Locate and copy all lines bearing the word "Levels".

- Records for the exercise
○ ○ ○
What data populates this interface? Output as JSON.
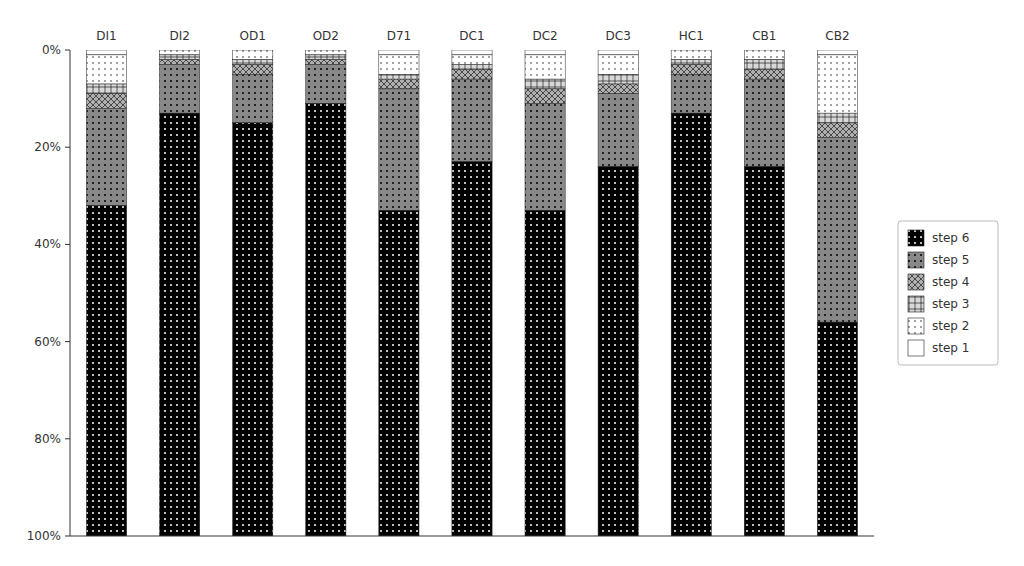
{
  "chart_data": {
    "type": "bar",
    "stacked": true,
    "categories": [
      "DI1",
      "DI2",
      "OD1",
      "OD2",
      "D71",
      "DC1",
      "DC2",
      "DC3",
      "HC1",
      "CB1",
      "CB2"
    ],
    "series": [
      {
        "name": "step 1",
        "color": "#ffffff",
        "values": [
          1,
          0,
          0,
          0,
          1,
          1,
          1,
          1,
          0,
          0,
          1
        ]
      },
      {
        "name": "step 2",
        "color": "#ffffff",
        "values": [
          6,
          1,
          2,
          1,
          4,
          2,
          5,
          4,
          2,
          2,
          12
        ]
      },
      {
        "name": "step 3",
        "color": "#d8d8d8",
        "values": [
          2,
          1,
          1,
          1,
          1,
          1,
          2,
          2,
          1,
          2,
          2
        ]
      },
      {
        "name": "step 4",
        "color": "#b0b0b0",
        "values": [
          3,
          1,
          2,
          1,
          2,
          2,
          3,
          2,
          2,
          2,
          3
        ]
      },
      {
        "name": "step 5",
        "color": "#888888",
        "values": [
          20,
          10,
          10,
          8,
          25,
          17,
          22,
          15,
          8,
          18,
          38
        ]
      },
      {
        "name": "step 6",
        "color": "#000000",
        "values": [
          68,
          87,
          85,
          89,
          67,
          77,
          67,
          76,
          87,
          76,
          44
        ]
      }
    ],
    "ylim": [
      100,
      0
    ],
    "yticks": [
      {
        "value": 0,
        "label": "0%"
      },
      {
        "value": 20,
        "label": "20%"
      },
      {
        "value": 40,
        "label": "40%"
      },
      {
        "value": 60,
        "label": "60%"
      },
      {
        "value": 80,
        "label": "80%"
      },
      {
        "value": 100,
        "label": "100%"
      }
    ],
    "grid": false,
    "legend": "right"
  }
}
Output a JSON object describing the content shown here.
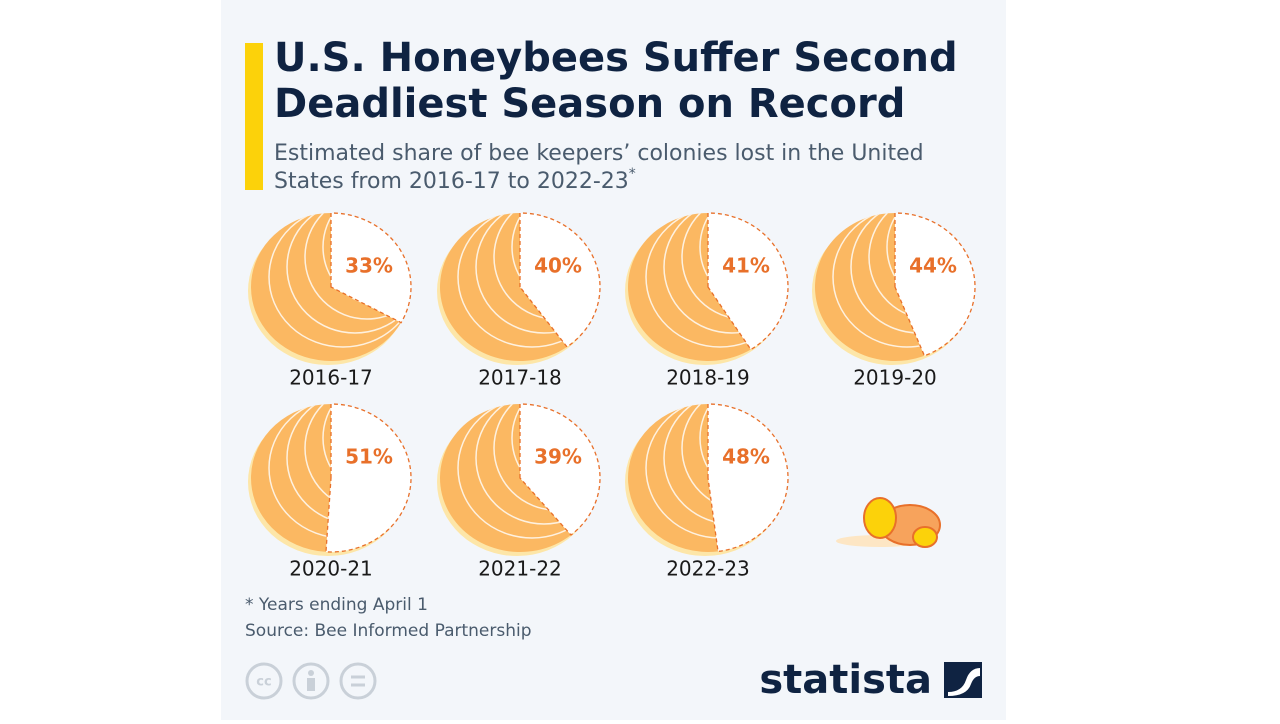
{
  "chart_data": {
    "type": "pie",
    "title": "U.S. Honeybees Suffer Second Deadliest Season on Record",
    "subtitle": "Estimated share of bee keepers’ colonies lost in the United States from 2016-17 to 2022-23",
    "subtitle_note": "*",
    "categories": [
      "2016-17",
      "2017-18",
      "2018-19",
      "2019-20",
      "2020-21",
      "2021-22",
      "2022-23"
    ],
    "values": [
      33,
      40,
      41,
      44,
      51,
      39,
      48
    ],
    "value_labels": [
      "33%",
      "40%",
      "41%",
      "44%",
      "51%",
      "39%",
      "48%"
    ],
    "color": "#fbb862",
    "loss_color": "#e8702a",
    "footnote": "* Years ending April 1",
    "source": "Source: Bee Informed Partnership",
    "brand": "statista"
  }
}
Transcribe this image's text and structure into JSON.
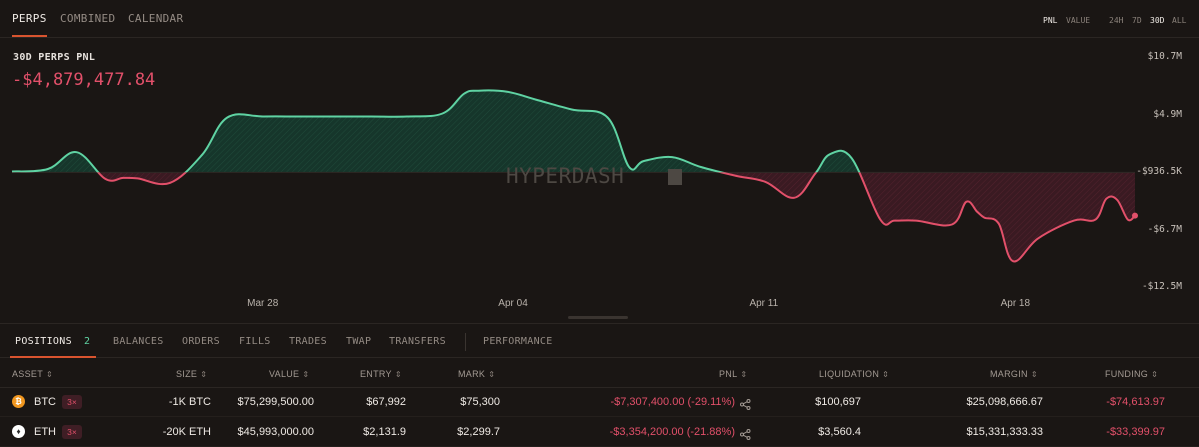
{
  "top_tabs": [
    {
      "label": "PERPS",
      "active": true
    },
    {
      "label": "COMBINED",
      "active": false
    },
    {
      "label": "CALENDAR",
      "active": false
    }
  ],
  "metric_toggle": [
    {
      "label": "PNL",
      "active": true
    },
    {
      "label": "VALUE",
      "active": false
    }
  ],
  "range_toggle": [
    {
      "label": "24H",
      "active": false
    },
    {
      "label": "7D",
      "active": false
    },
    {
      "label": "30D",
      "active": true
    },
    {
      "label": "ALL",
      "active": false
    }
  ],
  "chart_header": {
    "title": "30D PERPS PNL",
    "value": "-$4,879,477.84"
  },
  "watermark": "HYPERDASH",
  "colors": {
    "positive": "#5fd3a3",
    "negative": "#e2506a",
    "accent": "#d9542f",
    "background": "#1a1614"
  },
  "chart_data": {
    "type": "area",
    "title": "30D PERPS PNL",
    "ytick_labels": [
      "$10.7M",
      "$4.9M",
      "-$936.5K",
      "-$6.7M",
      "-$12.5M"
    ],
    "yticks": [
      10.7,
      4.9,
      -0.9365,
      -6.7,
      -12.5
    ],
    "ylim": [
      -12.5,
      10.7
    ],
    "xtick_labels": [
      "Mar 28",
      "Apr 04",
      "Apr 11",
      "Apr 18"
    ],
    "xticks": [
      7,
      14,
      21,
      28
    ],
    "xlim": [
      0,
      31.3
    ],
    "baseline": -0.9365,
    "x": [
      0,
      1,
      1.8,
      2.6,
      3.1,
      3.5,
      4.4,
      5.3,
      6,
      7,
      8,
      9,
      10,
      11,
      12,
      12.6,
      13,
      13.8,
      14.6,
      15.6,
      16.6,
      17.2,
      17.6,
      18.4,
      19.2,
      20.2,
      21,
      21.8,
      22.4,
      22.8,
      23.4,
      24.2,
      24.6,
      25.2,
      26.2,
      26.6,
      26.9,
      27.1,
      27.5,
      27.9,
      28.6,
      29.6,
      30.2,
      30.5,
      30.8,
      31.1,
      31.3
    ],
    "y": [
      -0.85,
      -0.6,
      1.1,
      -1.6,
      -1.5,
      -1.55,
      -2.0,
      0.85,
      4.6,
      4.7,
      4.7,
      4.7,
      4.7,
      4.7,
      5.0,
      7.0,
      7.3,
      7.2,
      6.4,
      5.4,
      4.6,
      -0.4,
      0.2,
      0.6,
      -0.4,
      -1.3,
      -1.9,
      -3.5,
      -1.0,
      0.9,
      0.5,
      -5.7,
      -5.8,
      -5.8,
      -6.2,
      -3.9,
      -4.9,
      -5.5,
      -6.1,
      -9.9,
      -7.6,
      -5.8,
      -5.7,
      -3.6,
      -3.7,
      -5.7,
      -5.3
    ]
  },
  "bottom_tabs": [
    {
      "label": "POSITIONS",
      "active": true,
      "count": "2"
    },
    {
      "label": "BALANCES",
      "active": false
    },
    {
      "label": "ORDERS",
      "active": false
    },
    {
      "label": "FILLS",
      "active": false
    },
    {
      "label": "TRADES",
      "active": false
    },
    {
      "label": "TWAP",
      "active": false
    },
    {
      "label": "TRANSFERS",
      "active": false
    },
    {
      "label": "PERFORMANCE",
      "active": false
    }
  ],
  "table": {
    "columns": [
      "ASSET",
      "SIZE",
      "VALUE",
      "ENTRY",
      "MARK",
      "PNL",
      "LIQUIDATION",
      "MARGIN",
      "FUNDING"
    ],
    "rows": [
      {
        "icon": "btc-coin-icon",
        "asset": "BTC",
        "leverage": "3×",
        "size": "-1K BTC",
        "value": "$75,299,500.00",
        "entry": "$67,992",
        "mark": "$75,300",
        "pnl": "-$7,307,400.00 (-29.11%)",
        "liquidation": "$100,697",
        "margin": "$25,098,666.67",
        "funding": "-$74,613.97"
      },
      {
        "icon": "eth-coin-icon",
        "asset": "ETH",
        "leverage": "3×",
        "size": "-20K ETH",
        "value": "$45,993,000.00",
        "entry": "$2,131.9",
        "mark": "$2,299.7",
        "pnl": "-$3,354,200.00 (-21.88%)",
        "liquidation": "$3,560.4",
        "margin": "$15,331,333.33",
        "funding": "-$33,399.97"
      }
    ]
  }
}
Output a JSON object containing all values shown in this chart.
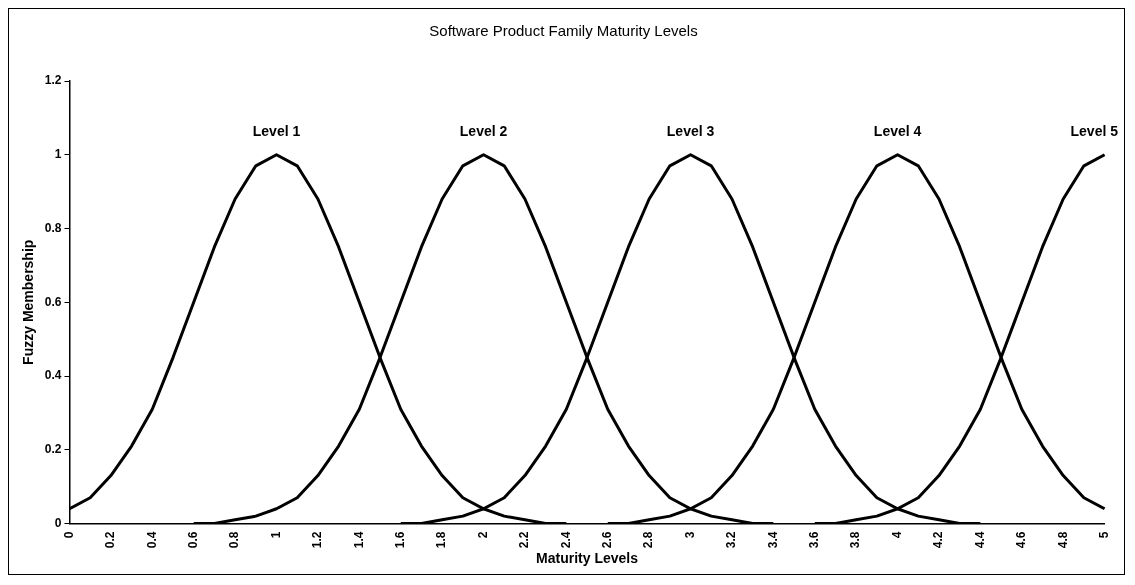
{
  "chart_data": {
    "type": "line",
    "title": "Software Product Family Maturity Levels",
    "xlabel": "Maturity Levels",
    "ylabel": "Fuzzy Membership",
    "categories": [
      "0",
      null,
      "0.2",
      null,
      "0.4",
      null,
      "0.6",
      null,
      "0.8",
      null,
      "1",
      null,
      "1.2",
      null,
      "1.4",
      null,
      "1.6",
      null,
      "1.8",
      null,
      "2",
      null,
      "2.2",
      null,
      "2.4",
      null,
      "2.6",
      null,
      "2.8",
      null,
      "3",
      null,
      "3.2",
      null,
      "3.4",
      null,
      "3.6",
      null,
      "3.8",
      null,
      "4",
      null,
      "4.2",
      null,
      "4.4",
      null,
      "4.6",
      null,
      "4.8",
      null,
      "5"
    ],
    "series": [
      {
        "name": "Level 1",
        "color": "#000000",
        "values": [
          0.04,
          0.07,
          0.13,
          0.21,
          0.31,
          0.45,
          0.6,
          0.75,
          0.88,
          0.97,
          1,
          0.97,
          0.88,
          0.75,
          0.6,
          0.45,
          0.31,
          0.21,
          0.13,
          0.07,
          0.04,
          0.02,
          0.01,
          0,
          0,
          null,
          null,
          null,
          null,
          null,
          null,
          null,
          null,
          null,
          null,
          null,
          null,
          null,
          null,
          null,
          null,
          null,
          null,
          null,
          null,
          null,
          null,
          null,
          null,
          null,
          null
        ]
      },
      {
        "name": "Level 2",
        "color": "#000000",
        "values": [
          null,
          null,
          null,
          null,
          null,
          null,
          0,
          0,
          0.01,
          0.02,
          0.04,
          0.07,
          0.13,
          0.21,
          0.31,
          0.45,
          0.6,
          0.75,
          0.88,
          0.97,
          1,
          0.97,
          0.88,
          0.75,
          0.6,
          0.45,
          0.31,
          0.21,
          0.13,
          0.07,
          0.04,
          0.02,
          0.01,
          0,
          0,
          null,
          null,
          null,
          null,
          null,
          null,
          null,
          null,
          null,
          null,
          null,
          null,
          null,
          null,
          null,
          null
        ]
      },
      {
        "name": "Level 3",
        "color": "#000000",
        "values": [
          null,
          null,
          null,
          null,
          null,
          null,
          null,
          null,
          null,
          null,
          null,
          null,
          null,
          null,
          null,
          null,
          0,
          0,
          0.01,
          0.02,
          0.04,
          0.07,
          0.13,
          0.21,
          0.31,
          0.45,
          0.6,
          0.75,
          0.88,
          0.97,
          1,
          0.97,
          0.88,
          0.75,
          0.6,
          0.45,
          0.31,
          0.21,
          0.13,
          0.07,
          0.04,
          0.02,
          0.01,
          0,
          0,
          null,
          null,
          null,
          null,
          null,
          null
        ]
      },
      {
        "name": "Level 4",
        "color": "#000000",
        "values": [
          null,
          null,
          null,
          null,
          null,
          null,
          null,
          null,
          null,
          null,
          null,
          null,
          null,
          null,
          null,
          null,
          null,
          null,
          null,
          null,
          null,
          null,
          null,
          null,
          null,
          null,
          0,
          0,
          0.01,
          0.02,
          0.04,
          0.07,
          0.13,
          0.21,
          0.31,
          0.45,
          0.6,
          0.75,
          0.88,
          0.97,
          1,
          0.97,
          0.88,
          0.75,
          0.6,
          0.45,
          0.31,
          0.21,
          0.13,
          0.07,
          0.04
        ]
      },
      {
        "name": "Level 5",
        "color": "#000000",
        "values": [
          null,
          null,
          null,
          null,
          null,
          null,
          null,
          null,
          null,
          null,
          null,
          null,
          null,
          null,
          null,
          null,
          null,
          null,
          null,
          null,
          null,
          null,
          null,
          null,
          null,
          null,
          null,
          null,
          null,
          null,
          null,
          null,
          null,
          null,
          null,
          null,
          0,
          0,
          0.01,
          0.02,
          0.04,
          0.07,
          0.13,
          0.21,
          0.31,
          0.45,
          0.6,
          0.75,
          0.88,
          0.97,
          1
        ]
      }
    ],
    "ylim": [
      0,
      1.2
    ],
    "yticks": [
      0,
      0.2,
      0.4,
      0.6,
      0.8,
      1,
      1.2
    ],
    "grid": false,
    "legend": false,
    "marker": "none",
    "line_style": "solid"
  }
}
○ ○ ○
- Solution to this task
    "title": "Software Product Family Maturity Levels",
    "xlabel": "Maturity Levels",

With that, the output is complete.